- [Goal]:
Go through the listing and copy every line word for word.

****

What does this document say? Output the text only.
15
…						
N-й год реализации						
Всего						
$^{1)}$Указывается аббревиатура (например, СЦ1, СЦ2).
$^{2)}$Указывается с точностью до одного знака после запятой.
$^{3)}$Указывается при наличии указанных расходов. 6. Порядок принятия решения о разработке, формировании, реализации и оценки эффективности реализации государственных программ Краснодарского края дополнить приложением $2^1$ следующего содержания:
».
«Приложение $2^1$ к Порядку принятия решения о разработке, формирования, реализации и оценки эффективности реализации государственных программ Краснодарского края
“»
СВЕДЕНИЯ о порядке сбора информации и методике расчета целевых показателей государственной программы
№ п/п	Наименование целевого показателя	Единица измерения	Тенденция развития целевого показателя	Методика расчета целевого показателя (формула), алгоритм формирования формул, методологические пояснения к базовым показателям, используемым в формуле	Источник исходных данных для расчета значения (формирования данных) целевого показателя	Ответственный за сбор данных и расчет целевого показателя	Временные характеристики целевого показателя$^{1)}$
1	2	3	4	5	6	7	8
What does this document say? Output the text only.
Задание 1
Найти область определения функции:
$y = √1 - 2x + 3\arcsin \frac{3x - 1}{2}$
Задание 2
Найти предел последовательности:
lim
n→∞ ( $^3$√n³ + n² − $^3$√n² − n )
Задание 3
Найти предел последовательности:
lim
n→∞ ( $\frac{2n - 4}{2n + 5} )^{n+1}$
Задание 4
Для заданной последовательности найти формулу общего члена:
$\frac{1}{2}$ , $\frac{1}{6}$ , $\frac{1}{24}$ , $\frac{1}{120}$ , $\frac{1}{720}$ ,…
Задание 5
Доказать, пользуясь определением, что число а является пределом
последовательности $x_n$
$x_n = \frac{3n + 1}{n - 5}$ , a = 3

****

- [Completed task]:
What does this document say? Output the text only.
15
…						
N-й год реализации						
Всего						
$^{1)}$Указывается аббревиатура (например, СЦ1, СЦ2).
$^{2)}$Указывается с точностью до одного знака после запятой.
$^{3)}$Указывается при наличии указанных расходов. 6. Порядок принятия решения о разработке, формировании, реализации и оценки эффективности реализации государственных программ Краснодарского края дополнить приложением $2^1$ следующего содержания:
».
«Приложение $2^1$ к Порядку принятия решения о разработке, формирования, реализации и оценки эффективности реализации государственных программ Краснодарского края
“»
СВЕДЕНИЯ о порядке сбора информации и методике расчета целевых показателей государственной программы
№ п/п	Наименование целевого показателя	Единица измерения	Тенденция развития целевого показателя	Методика расчета целевого показателя (формула), алгоритм формирования формул, методологические пояснения к базовым показателям, используемым в формуле	Источник исходных данных для расчета значения (формирования данных) целевого показателя	Ответственный за сбор данных и расчет целевого показателя	Временные характеристики целевого показателя$^{1)}$
1	2	3	4	5	6	7	8
What does this document say? Output the text only.
Задание 1
Найти область определения функции:
$y = √1 - 2x + 3\arcsin \frac{3x - 1}{2}$
Задание 2
Найти предел последовательности:
lim
n→∞ ( $^3$√n³ + n² − $^3$√n² − n )
Задание 3
Найти предел последовательности:
lim
n→∞ ( $\frac{2n - 4}{2n + 5} )^{n+1}$
Задание 4
Для заданной последовательности найти формулу общего члена:
$\frac{1}{2}$ , $\frac{1}{6}$ , $\frac{1}{24}$ , $\frac{1}{120}$ , $\frac{1}{720}$ ,…
Задание 5
Доказать, пользуясь определением, что число а является пределом
последовательности $x_n$
$x_n = \frac{3n + 1}{n - 5}$ , a = 3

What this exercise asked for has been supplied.